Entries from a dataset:
################

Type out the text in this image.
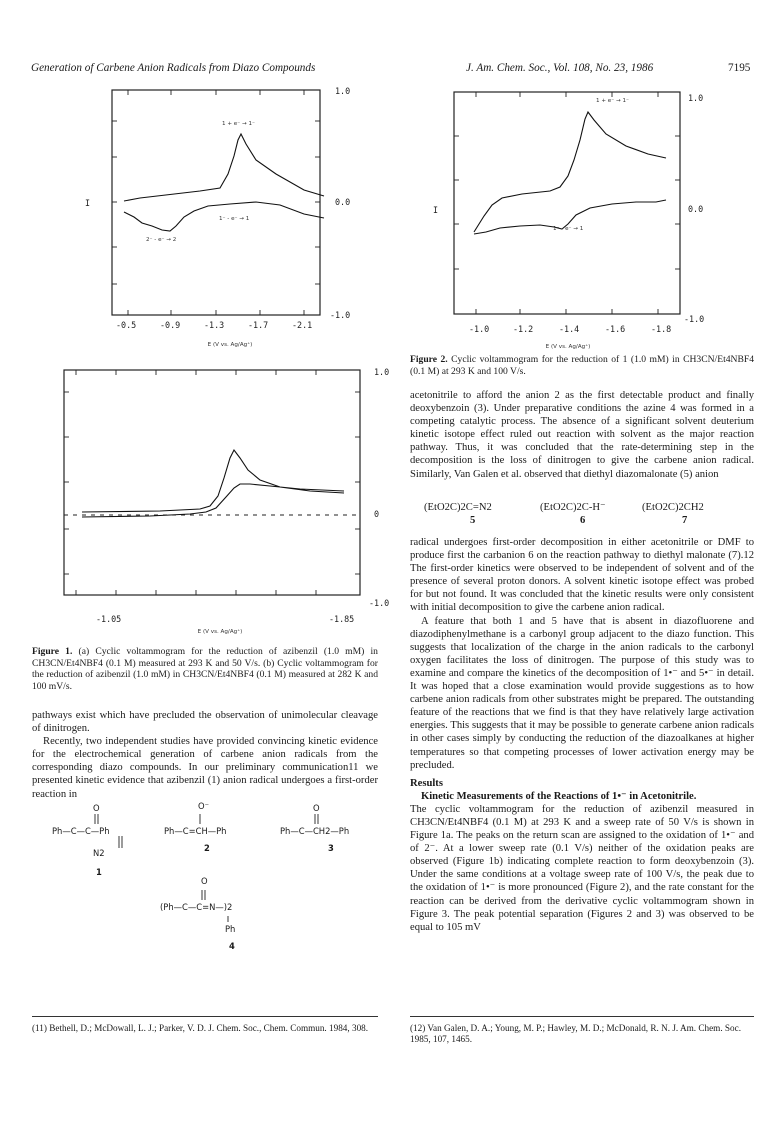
Generation of Carbene Anion Radicals from Diazo Compounds	J. Am. Chem. Soc., Vol. 108, No. 23, 1986	7195
1.0
0.0
-1.0
I
-0.5	-0.9	-1.3	-1.7	-2.1
E (V vs. Ag/Ag⁺)
1 + e⁻ → 1⁻
1⁻ - e⁻ → 1
2⁻ - e⁻ → 2
1.0
0
-1.0
-1.05	-1.85
E (V vs. Ag/Ag⁺)
Figure 1. (a) Cyclic voltammogram for the reduction of azibenzil (1.0 mM) in CH3CN/Et4NBF4 (0.1 M) measured at 293 K and 50 V/s. (b) Cyclic voltammogram for the reduction of azibenzil (1.0 mM) in CH3CN/Et4NBF4 (0.1 M) measured at 282 K and 100 mV/s.

pathways exist which have precluded the observation of unimolecular cleavage of dinitrogen.

Recently, two independent studies have provided convincing kinetic evidence for the electrochemical generation of carbene anion radicals from the corresponding diazo compounds. In our preliminary communication11 we presented kinetic evidence that azibenzil (1) anion radical undergoes a first-order reaction in

O
Ph—C—C—Ph
N2
1
O⁻
Ph—C=CH—Ph
2
O
Ph—C—CH2—Ph
3
O
(Ph—C—C=N—)2
Ph
4
1.0
0.0
-1.0
I
-1.0	-1.2	-1.4	-1.6	-1.8
E (V vs. Ag/Ag⁺)
1 + e⁻ → 1⁻
1⁻ - e⁻ → 1
Figure 2. Cyclic voltammogram for the reduction of 1 (1.0 mM) in CH3CN/Et4NBF4 (0.1 M) at 293 K and 100 V/s.

acetonitrile to afford the anion 2 as the first detectable product and finally deoxybenzoin (3). Under preparative conditions the azine 4 was formed in a competing catalytic process. The absence of a significant solvent deuterium kinetic isotope effect ruled out reaction with solvent as the major reaction pathway. Thus, it was concluded that the rate-determining step in the decomposition is the loss of dinitrogen to give the carbene anion radical. Similarly, Van Galen et al. observed that diethyl diazomalonate (5) anion

(EtO2C)2C=N2	(EtO2C)2C-H⁻	(EtO2C)2CH2
5	6	7

radical undergoes first-order decomposition in either acetonitrile or DMF to produce first the carbanion 6 on the reaction pathway to diethyl malonate (7).12 The first-order kinetics were observed to be independent of solvent and of the presence of several proton donors. A solvent kinetic isotope effect was probed for but not found. It was concluded that the kinetic results were only consistent with initial decomposition to give the carbene anion radical.

A feature that both 1 and 5 have that is absent in diazofluorene and diazodiphenylmethane is a carbonyl group adjacent to the diazo function. This suggests that localization of the charge in the anion radicals to the carbonyl oxygen facilitates the loss of dinitrogen. The purpose of this study was to examine and compare the kinetics of the decomposition of 1•⁻ and 5•⁻ in detail. It was hoped that a close examination would provide suggestions as to how carbene anion radicals from other substrates might be prepared. The outstanding feature of the reactions that we find is that they have relatively large activation energies. This suggests that it may be possible to generate carbene anion radicals in other cases simply by conducting the reduction of the diazoalkanes at higher temperatures so that competing processes of lower activation energy may be precluded.

Results

Kinetic Measurements of the Reactions of 1•⁻ in Acetonitrile.

The cyclic voltammogram for the reduction of azibenzil measured in CH3CN/Et4NBF4 (0.1 M) at 293 K and a sweep rate of 50 V/s is shown in Figure 1a. The peaks on the return scan are assigned to the oxidation of 1•⁻ and of 2⁻. At a lower sweep rate (0.1 V/s) neither of the oxidation peaks are observed (Figure 1b) indicating complete reaction to form deoxybenzoin (3). Under the same conditions at a voltage sweep rate of 100 V/s, the peak due to the oxidation of 1•⁻ is more pronounced (Figure 2), and the rate constant for the reaction can be derived from the derivative cyclic voltammogram shown in Figure 3. The peak potential separation (Figures 2 and 3) was observed to be equal to 105 mV

(11) Bethell, D.; McDowall, L. J.; Parker, V. D. J. Chem. Soc., Chem. Commun. 1984, 308.	(12) Van Galen, D. A.; Young, M. P.; Hawley, M. D.; McDonald, R. N. J. Am. Chem. Soc. 1985, 107, 1465.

################

* _TO DO_
The records above are to be restated exactly, without their pictures.

* _SOLUTION TO THIS PROBLEM_
Type out the text in this image.
Generation of Carbene Anion Radicals from Diazo Compounds	J. Am. Chem. Soc., Vol. 108, No. 23, 1986	7195
1.0
0.0
-1.0
I
-0.5	-0.9	-1.3	-1.7	-2.1
E (V vs. Ag/Ag⁺)
1 + e⁻ → 1⁻
1⁻ - e⁻ → 1
2⁻ - e⁻ → 2
1.0
0
-1.0
-1.05	-1.85
E (V vs. Ag/Ag⁺)
Figure 1. (a) Cyclic voltammogram for the reduction of azibenzil (1.0 mM) in CH3CN/Et4NBF4 (0.1 M) measured at 293 K and 50 V/s. (b) Cyclic voltammogram for the reduction of azibenzil (1.0 mM) in CH3CN/Et4NBF4 (0.1 M) measured at 282 K and 100 mV/s.

pathways exist which have precluded the observation of unimolecular cleavage of dinitrogen.

Recently, two independent studies have provided convincing kinetic evidence for the electrochemical generation of carbene anion radicals from the corresponding diazo compounds. In our preliminary communication11 we presented kinetic evidence that azibenzil (1) anion radical undergoes a first-order reaction in

O
Ph—C—C—Ph
N2
1
O⁻
Ph—C=CH—Ph
2
O
Ph—C—CH2—Ph
3
O
(Ph—C—C=N—)2
Ph
4
1.0
0.0
-1.0
I
-1.0	-1.2	-1.4	-1.6	-1.8
E (V vs. Ag/Ag⁺)
1 + e⁻ → 1⁻
1⁻ - e⁻ → 1
Figure 2. Cyclic voltammogram for the reduction of 1 (1.0 mM) in CH3CN/Et4NBF4 (0.1 M) at 293 K and 100 V/s.

acetonitrile to afford the anion 2 as the first detectable product and finally deoxybenzoin (3). Under preparative conditions the azine 4 was formed in a competing catalytic process. The absence of a significant solvent deuterium kinetic isotope effect ruled out reaction with solvent as the major reaction pathway. Thus, it was concluded that the rate-determining step in the decomposition is the loss of dinitrogen to give the carbene anion radical. Similarly, Van Galen et al. observed that diethyl diazomalonate (5) anion

(EtO2C)2C=N2	(EtO2C)2C-H⁻	(EtO2C)2CH2
5	6	7

radical undergoes first-order decomposition in either acetonitrile or DMF to produce first the carbanion 6 on the reaction pathway to diethyl malonate (7).12 The first-order kinetics were observed to be independent of solvent and of the presence of several proton donors. A solvent kinetic isotope effect was probed for but not found. It was concluded that the kinetic results were only consistent with initial decomposition to give the carbene anion radical.

A feature that both 1 and 5 have that is absent in diazofluorene and diazodiphenylmethane is a carbonyl group adjacent to the diazo function. This suggests that localization of the charge in the anion radicals to the carbonyl oxygen facilitates the loss of dinitrogen. The purpose of this study was to examine and compare the kinetics of the decomposition of 1•⁻ and 5•⁻ in detail. It was hoped that a close examination would provide suggestions as to how carbene anion radicals from other substrates might be prepared. The outstanding feature of the reactions that we find is that they have relatively large activation energies. This suggests that it may be possible to generate carbene anion radicals in other cases simply by conducting the reduction of the diazoalkanes at higher temperatures so that competing processes of lower activation energy may be precluded.

Results

Kinetic Measurements of the Reactions of 1•⁻ in Acetonitrile.

The cyclic voltammogram for the reduction of azibenzil measured in CH3CN/Et4NBF4 (0.1 M) at 293 K and a sweep rate of 50 V/s is shown in Figure 1a. The peaks on the return scan are assigned to the oxidation of 1•⁻ and of 2⁻. At a lower sweep rate (0.1 V/s) neither of the oxidation peaks are observed (Figure 1b) indicating complete reaction to form deoxybenzoin (3). Under the same conditions at a voltage sweep rate of 100 V/s, the peak due to the oxidation of 1•⁻ is more pronounced (Figure 2), and the rate constant for the reaction can be derived from the derivative cyclic voltammogram shown in Figure 3. The peak potential separation (Figures 2 and 3) was observed to be equal to 105 mV

(11) Bethell, D.; McDowall, L. J.; Parker, V. D. J. Chem. Soc., Chem. Commun. 1984, 308.	(12) Van Galen, D. A.; Young, M. P.; Hawley, M. D.; McDonald, R. N. J. Am. Chem. Soc. 1985, 107, 1465.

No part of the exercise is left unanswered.